• [Passage provided]:
------------
I found myself sitting with that small correction for longer than seemed reasonable. It was, on the surface, a minor thing — a preference in academic style, the kind of thing that gets updated in textbooks every decade or so. But something about it kept pulling at me, and I think it was this: the correction assumed that removing a theological reference makes the date more neutral. I am not sure that is true. I am not even sure neutrality is what is happening.
Here is the strange thing about the year number my daughter wrote on her homework. It means "this many years since the birth of Jesus of Nazareth." That is what it has always meant. Every signed contract, every passport, every news headline, every gravestone with a year on it is carrying that claim around with it. The Chinese Communist Party uses this system for international business. North Korea maintains its own Juche calendar for domestic purposes but reverts to the global one when communicating internationally. Atheist physicists use it. Buddhist monasteries use it. It is, by any measure, the most widely adopted dating system in human history, and its origin is a specific theological claim about a specific person.
The number itself is a theological argument. The only question is whether we are going to notice.
## How a Monk with Bad Arithmetic Changed History
Sometime in 525 AD, a Scythian monk named Dionysius Exiguus — the name translates roughly as "Dennis the Humble" or "Dennis the Short" — sat down in Rome to solve a fairly mundane administrative problem: calculating future dates for Easter. The task required a reference point, a year-zero from which to count. The existing system used the Diocletian era, anchored to the accession of the Roman emperor who had, not long before, presided over some of the worst persecution Christians had ever faced.
------------
• [Given exercise 1]:
In the passage on the year-numbering system, what administrative problem did Dionysius Exiguus set out to solve?
• [Given exercise 2]:
Please copy down the records exactly, from their first line through the line holding "trend-point: [596, 507, 618, 530]", inclusive.
------------
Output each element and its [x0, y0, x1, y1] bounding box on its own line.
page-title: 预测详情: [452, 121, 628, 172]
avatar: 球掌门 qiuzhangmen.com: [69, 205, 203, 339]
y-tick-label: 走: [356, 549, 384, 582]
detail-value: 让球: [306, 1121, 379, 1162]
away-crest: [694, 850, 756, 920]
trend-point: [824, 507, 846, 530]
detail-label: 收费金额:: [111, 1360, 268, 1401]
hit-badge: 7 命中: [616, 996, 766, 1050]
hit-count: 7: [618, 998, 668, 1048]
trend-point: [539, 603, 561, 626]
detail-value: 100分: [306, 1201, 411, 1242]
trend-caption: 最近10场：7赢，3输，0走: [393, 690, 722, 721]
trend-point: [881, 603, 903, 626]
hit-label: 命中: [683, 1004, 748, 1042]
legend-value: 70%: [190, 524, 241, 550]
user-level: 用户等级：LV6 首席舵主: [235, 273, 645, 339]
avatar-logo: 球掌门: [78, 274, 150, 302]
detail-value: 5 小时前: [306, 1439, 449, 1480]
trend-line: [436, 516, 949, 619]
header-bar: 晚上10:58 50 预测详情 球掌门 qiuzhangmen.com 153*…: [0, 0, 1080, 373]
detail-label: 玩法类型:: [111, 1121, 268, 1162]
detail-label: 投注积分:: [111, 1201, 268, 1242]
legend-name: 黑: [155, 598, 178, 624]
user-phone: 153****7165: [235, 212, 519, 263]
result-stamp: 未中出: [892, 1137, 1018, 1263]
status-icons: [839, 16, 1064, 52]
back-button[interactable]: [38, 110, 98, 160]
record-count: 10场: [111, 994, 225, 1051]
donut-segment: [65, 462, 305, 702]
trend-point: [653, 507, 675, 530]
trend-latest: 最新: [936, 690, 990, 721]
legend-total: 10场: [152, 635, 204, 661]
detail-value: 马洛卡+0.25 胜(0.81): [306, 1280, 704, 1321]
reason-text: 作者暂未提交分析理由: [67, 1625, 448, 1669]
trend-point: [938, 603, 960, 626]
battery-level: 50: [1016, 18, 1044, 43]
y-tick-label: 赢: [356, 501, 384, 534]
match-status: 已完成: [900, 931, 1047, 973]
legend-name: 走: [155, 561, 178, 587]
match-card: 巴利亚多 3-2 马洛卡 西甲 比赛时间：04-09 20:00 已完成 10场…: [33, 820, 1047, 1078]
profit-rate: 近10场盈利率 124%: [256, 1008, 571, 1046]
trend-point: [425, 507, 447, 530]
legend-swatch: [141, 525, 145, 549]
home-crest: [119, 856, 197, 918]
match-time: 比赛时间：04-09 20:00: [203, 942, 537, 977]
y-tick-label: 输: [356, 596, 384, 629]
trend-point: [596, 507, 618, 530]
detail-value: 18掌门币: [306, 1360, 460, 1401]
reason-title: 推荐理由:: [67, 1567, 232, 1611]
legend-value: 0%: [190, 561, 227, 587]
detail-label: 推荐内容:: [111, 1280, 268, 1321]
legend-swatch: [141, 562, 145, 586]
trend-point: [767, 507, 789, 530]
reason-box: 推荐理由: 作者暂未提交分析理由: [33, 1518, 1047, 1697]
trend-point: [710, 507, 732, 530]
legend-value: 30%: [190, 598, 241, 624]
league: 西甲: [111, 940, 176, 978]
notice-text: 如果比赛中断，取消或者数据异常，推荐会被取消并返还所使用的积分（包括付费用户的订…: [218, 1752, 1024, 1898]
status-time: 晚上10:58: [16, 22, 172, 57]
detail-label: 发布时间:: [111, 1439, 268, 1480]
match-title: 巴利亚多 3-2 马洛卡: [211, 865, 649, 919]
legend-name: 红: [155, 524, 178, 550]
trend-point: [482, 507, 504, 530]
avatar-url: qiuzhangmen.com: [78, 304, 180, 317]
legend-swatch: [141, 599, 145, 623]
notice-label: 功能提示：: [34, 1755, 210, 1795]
------------
• [Task solution 1]:
Calculating future dates for Easter.

• [Task solution 2]:
Output each element and its [x0, y0, x1, y1] bounding box on its own line.
page-title: 预测详情: [452, 121, 628, 172]
avatar: 球掌门 qiuzhangmen.com: [69, 205, 203, 339]
y-tick-label: 走: [356, 549, 384, 582]
detail-value: 让球: [306, 1121, 379, 1162]
away-crest: [694, 850, 756, 920]
trend-point: [824, 507, 846, 530]
detail-label: 收费金额:: [111, 1360, 268, 1401]
hit-badge: 7 命中: [616, 996, 766, 1050]
hit-count: 7: [618, 998, 668, 1048]
trend-point: [539, 603, 561, 626]
detail-value: 100分: [306, 1201, 411, 1242]
trend-caption: 最近10场：7赢，3输，0走: [393, 690, 722, 721]
trend-point: [881, 603, 903, 626]
hit-label: 命中: [683, 1004, 748, 1042]
legend-value: 70%: [190, 524, 241, 550]
user-level: 用户等级：LV6 首席舵主: [235, 273, 645, 339]
avatar-logo: 球掌门: [78, 274, 150, 302]
detail-value: 5 小时前: [306, 1439, 449, 1480]
trend-line: [436, 516, 949, 619]
header-bar: 晚上10:58 50 预测详情 球掌门 qiuzhangmen.com 153*…: [0, 0, 1080, 373]
detail-label: 玩法类型:: [111, 1121, 268, 1162]
detail-label: 投注积分:: [111, 1201, 268, 1242]
legend-name: 黑: [155, 598, 178, 624]
user-phone: 153****7165: [235, 212, 519, 263]
result-stamp: 未中出: [892, 1137, 1018, 1263]
status-icons: [839, 16, 1064, 52]
back-button[interactable]: [38, 110, 98, 160]
record-count: 10场: [111, 994, 225, 1051]
donut-segment: [65, 462, 305, 702]
trend-point: [653, 507, 675, 530]
trend-latest: 最新: [936, 690, 990, 721]
legend-total: 10场: [152, 635, 204, 661]
detail-value: 马洛卡+0.25 胜(0.81): [306, 1280, 704, 1321]
reason-text: 作者暂未提交分析理由: [67, 1625, 448, 1669]
trend-point: [938, 603, 960, 626]
battery-level: 50: [1016, 18, 1044, 43]
y-tick-label: 赢: [356, 501, 384, 534]
match-status: 已完成: [900, 931, 1047, 973]
legend-name: 走: [155, 561, 178, 587]
match-card: 巴利亚多 3-2 马洛卡 西甲 比赛时间：04-09 20:00 已完成 10场…: [33, 820, 1047, 1078]
profit-rate: 近10场盈利率 124%: [256, 1008, 571, 1046]
trend-point: [425, 507, 447, 530]
legend-swatch: [141, 525, 145, 549]
home-crest: [119, 856, 197, 918]
match-time: 比赛时间：04-09 20:00: [203, 942, 537, 977]
y-tick-label: 输: [356, 596, 384, 629]
trend-point: [596, 507, 618, 530]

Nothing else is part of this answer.